● The exercise
Pick out all lines with the word "JSON" from the records that follow.

● Extracted entries

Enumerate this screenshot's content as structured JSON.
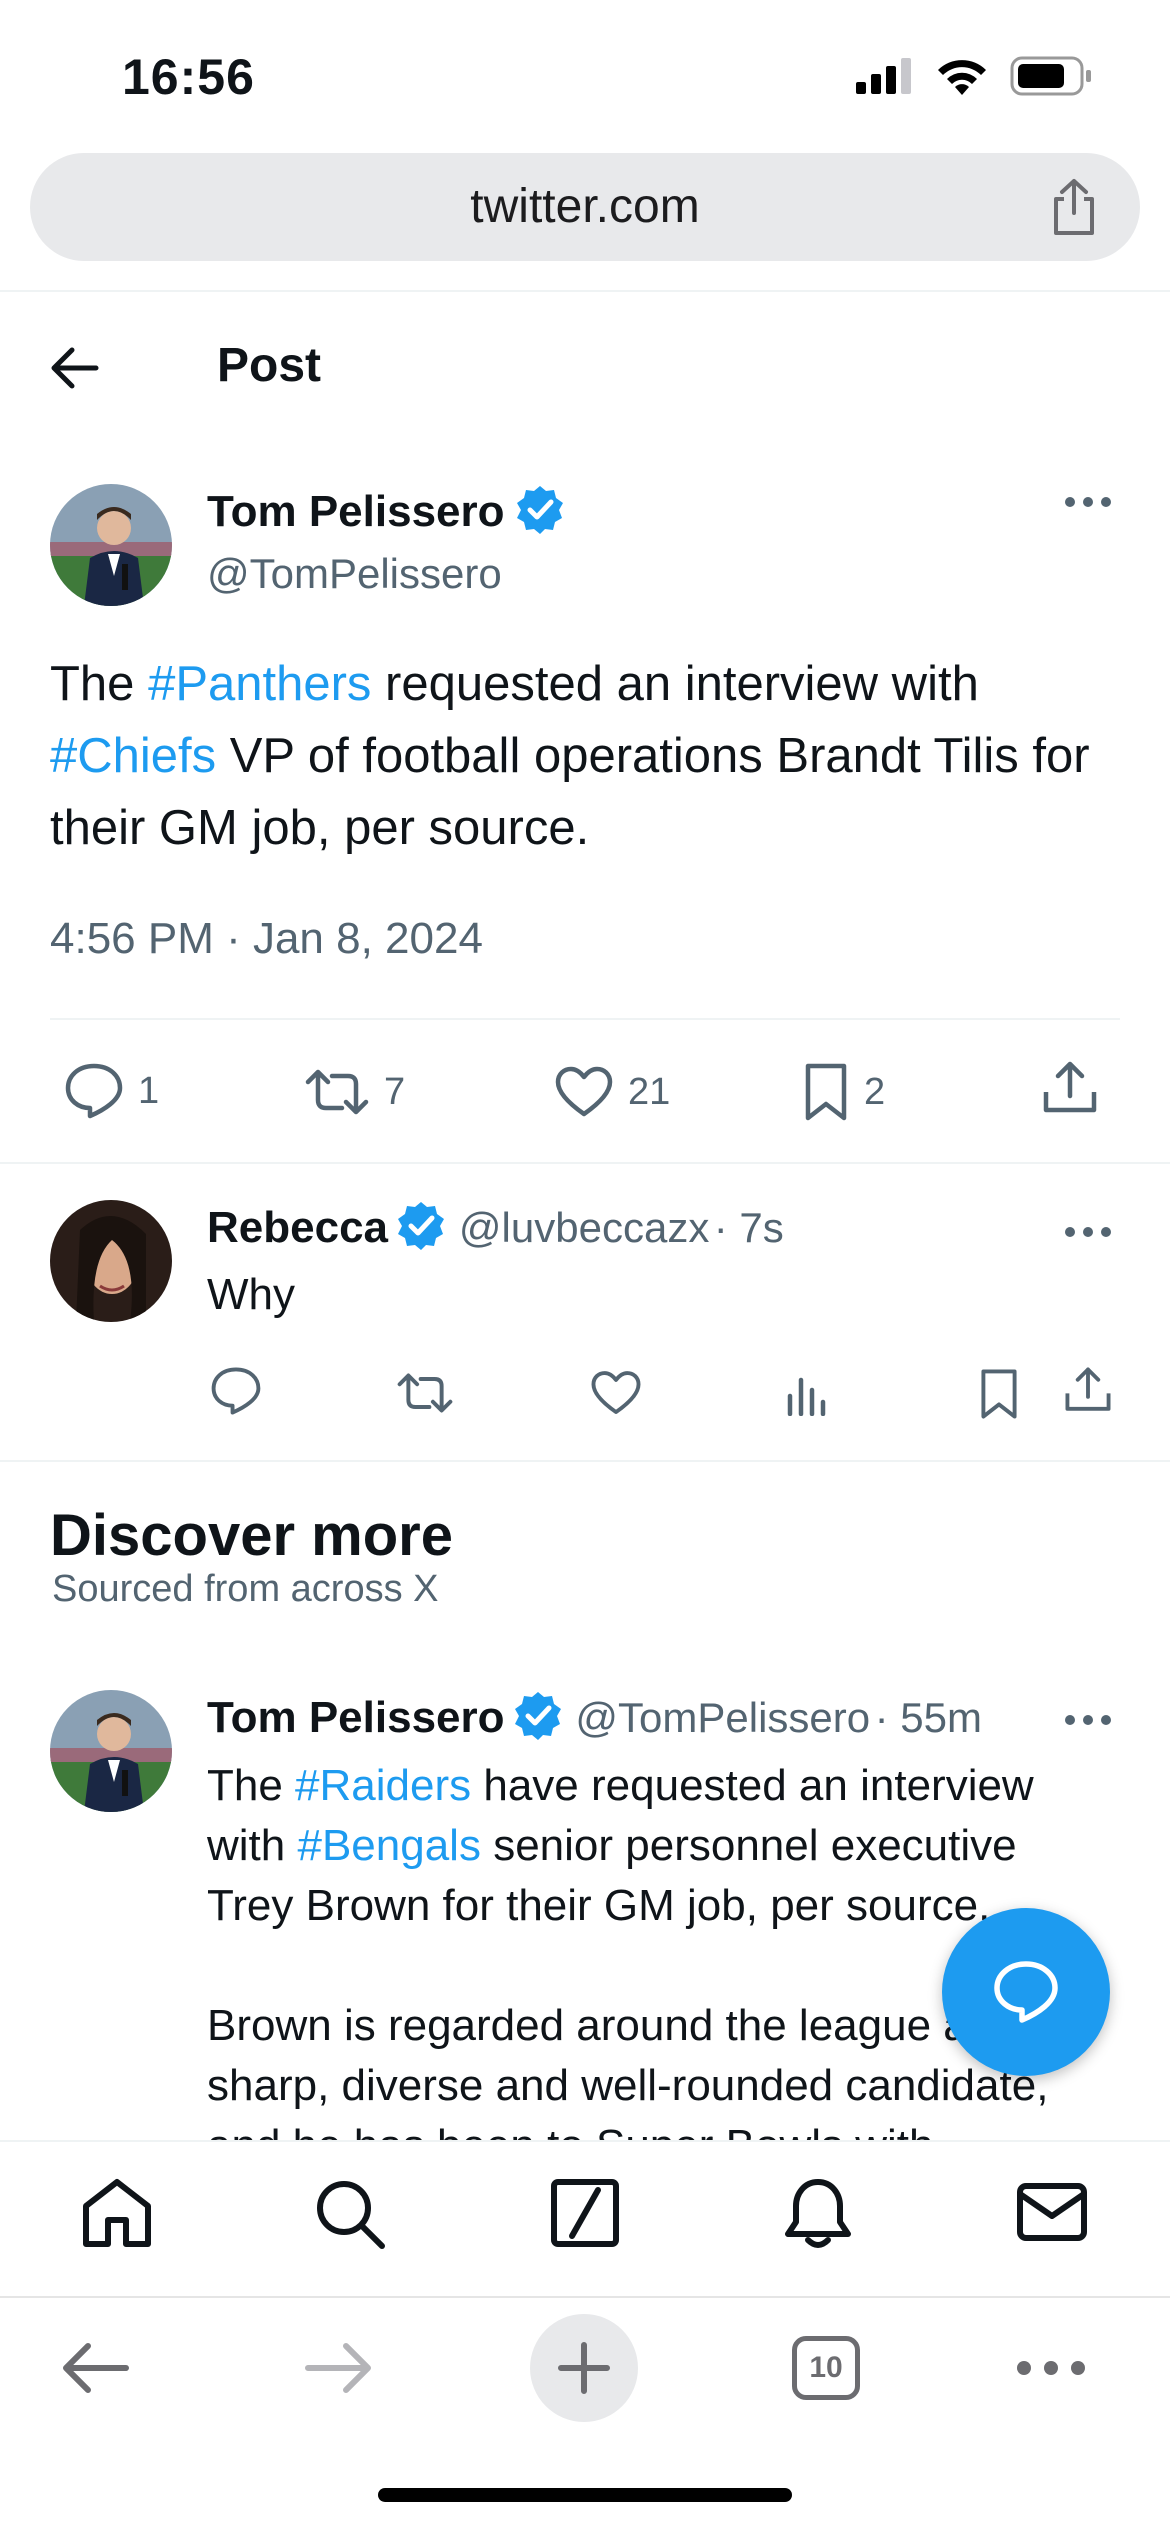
{
  "status_bar": {
    "time": "16:56"
  },
  "browser": {
    "url": "twitter.com",
    "tab_count": "10"
  },
  "header": {
    "title": "Post"
  },
  "main_tweet": {
    "author_name": "Tom Pelissero",
    "author_handle": "@TomPelissero",
    "text_parts": [
      "The ",
      "#Panthers",
      " requested an interview with ",
      "#Chiefs",
      " VP of football operations Brandt Tilis for their GM job, per source."
    ],
    "timestamp": "4:56 PM · Jan 8, 2024",
    "replies": "1",
    "retweets": "7",
    "likes": "21",
    "bookmarks": "2"
  },
  "reply": {
    "author_name": "Rebecca",
    "author_handle": "@luvbeccazx",
    "age": "· 7s",
    "text": "Why"
  },
  "discover": {
    "title": "Discover more",
    "subtitle": "Sourced from across X"
  },
  "discover_tweet": {
    "author_name": "Tom Pelissero",
    "author_handle": "@TomPelissero",
    "age": "· 55m",
    "line1_parts": [
      "The ",
      "#Raiders",
      " have requested an interview"
    ],
    "line2_parts": [
      "with ",
      "#Bengals",
      " senior personnel executive"
    ],
    "line3": "Trey Brown for their GM job, per source.",
    "line4": "Brown is regarded around the league as a",
    "line5": "sharp, diverse and well-rounded candidate,",
    "line6": "and he has been to Super Bowls with"
  },
  "colors": {
    "accent": "#1d9bf0",
    "text": "#0f1419",
    "muted": "#536471"
  }
}
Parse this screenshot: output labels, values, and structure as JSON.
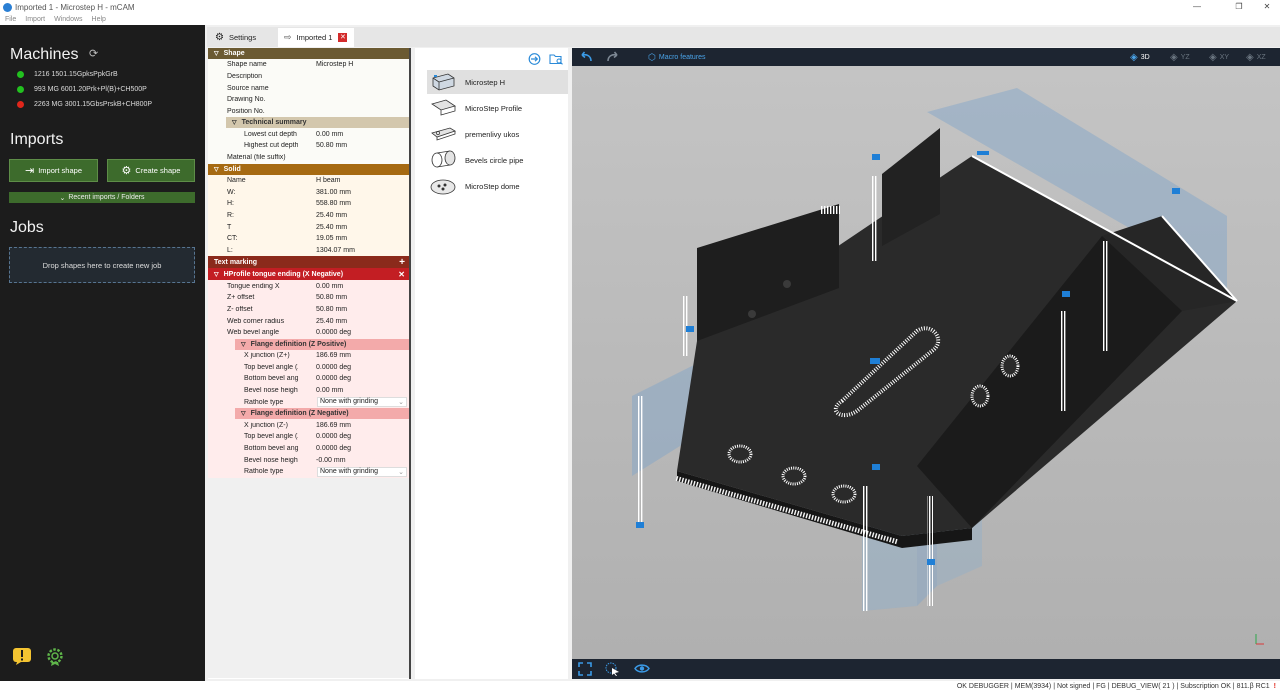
{
  "window": {
    "title": "Imported 1 - Microstep H - mCAM",
    "controls": [
      "—",
      "❐",
      "✕"
    ]
  },
  "menu": [
    "File",
    "Import",
    "Windows",
    "Help"
  ],
  "sidebar": {
    "machines_title": "Machines",
    "machines": [
      {
        "label": "1216 1501.15GpksPpkGrB",
        "status_color": "#22c11f"
      },
      {
        "label": "993 MG 6001.20Prk+Pl(B)+CH500P",
        "status_color": "#22c11f"
      },
      {
        "label": "2263 MG  3001.15GbsPrskB+CH800P",
        "status_color": "#e0261b"
      }
    ],
    "imports_title": "Imports",
    "import_shape": "Import shape",
    "create_shape": "Create shape",
    "recent_imports": "Recent imports / Folders",
    "jobs_title": "Jobs",
    "drop_text": "Drop shapes here to create new job"
  },
  "tabs": [
    {
      "label": "Settings",
      "icon": "gear-icon"
    },
    {
      "label": "Imported 1",
      "icon": "import-arrow-icon",
      "close": "✕"
    }
  ],
  "props": {
    "shape": {
      "title": "Shape",
      "rows": [
        {
          "k": "Shape name",
          "v": "Microstep H"
        },
        {
          "k": "Description",
          "v": ""
        },
        {
          "k": "Source name",
          "v": ""
        },
        {
          "k": "Drawing No.",
          "v": ""
        },
        {
          "k": "Position No.",
          "v": ""
        }
      ],
      "tech_title": "Technical summary",
      "tech_rows": [
        {
          "k": "Lowest cut depth",
          "v": "0.00 mm"
        },
        {
          "k": "Highest cut depth",
          "v": "50.80 mm"
        }
      ],
      "material": {
        "k": "Material (file suffix)",
        "v": ""
      }
    },
    "solid": {
      "title": "Solid",
      "rows": [
        {
          "k": "Name",
          "v": "H beam"
        },
        {
          "k": "W:",
          "v": "381.00 mm"
        },
        {
          "k": "H:",
          "v": "558.80 mm"
        },
        {
          "k": "R:",
          "v": "25.40 mm"
        },
        {
          "k": "T",
          "v": "25.40 mm"
        },
        {
          "k": "CT:",
          "v": "19.05 mm"
        },
        {
          "k": "L:",
          "v": "1304.07 mm"
        }
      ]
    },
    "text_marking": {
      "title": "Text marking",
      "add": "+"
    },
    "hprofile": {
      "title": "HProfile tongue ending (X Negative)",
      "close": "✕",
      "rows": [
        {
          "k": "Tongue ending X",
          "v": "0.00 mm"
        },
        {
          "k": "Z+ offset",
          "v": "50.80 mm"
        },
        {
          "k": "Z- offset",
          "v": "50.80 mm"
        },
        {
          "k": "Web corner radius",
          "v": "25.40 mm"
        },
        {
          "k": "Web bevel angle",
          "v": "0.0000 deg"
        }
      ],
      "flange_pos_title": "Flange definition (Z Positive)",
      "flange_pos": [
        {
          "k": "X junction (Z+)",
          "v": "186.69 mm"
        },
        {
          "k": "Top bevel angle (Z+",
          "v": "0.0000 deg"
        },
        {
          "k": "Bottom bevel angle",
          "v": "0.0000 deg"
        },
        {
          "k": "Bevel nose height (",
          "v": "0.00 mm"
        },
        {
          "k": "Rathole type",
          "v": "None with grinding"
        }
      ],
      "flange_neg_title": "Flange definition (Z Negative)",
      "flange_neg": [
        {
          "k": "X junction (Z-)",
          "v": "186.69 mm"
        },
        {
          "k": "Top bevel angle (Z-)",
          "v": "0.0000 deg"
        },
        {
          "k": "Bottom bevel angle",
          "v": "0.0000 deg"
        },
        {
          "k": "Bevel nose height (",
          "v": "-0.00 mm"
        },
        {
          "k": "Rathole type",
          "v": "None with grinding"
        }
      ]
    }
  },
  "library": {
    "items": [
      "Microstep H",
      "MicroStep Profile",
      "premenlivy ukos",
      "Bevels circle pipe",
      "MicroStep dome"
    ],
    "selected_index": 0
  },
  "viewport": {
    "macro": "Macro features",
    "views": [
      "3D",
      "YZ",
      "XY",
      "XZ"
    ],
    "active_view": "3D"
  },
  "status": "OK    DEBUGGER | MEM(3934) | Not signed | FG | DEBUG_VIEW( 21 ) | Subscription OK | 811.β RC1"
}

● Right answer
Enumerate this screenshot's content as structured JSON.
Parse this screenshot: output labels, values, and structure as JSON.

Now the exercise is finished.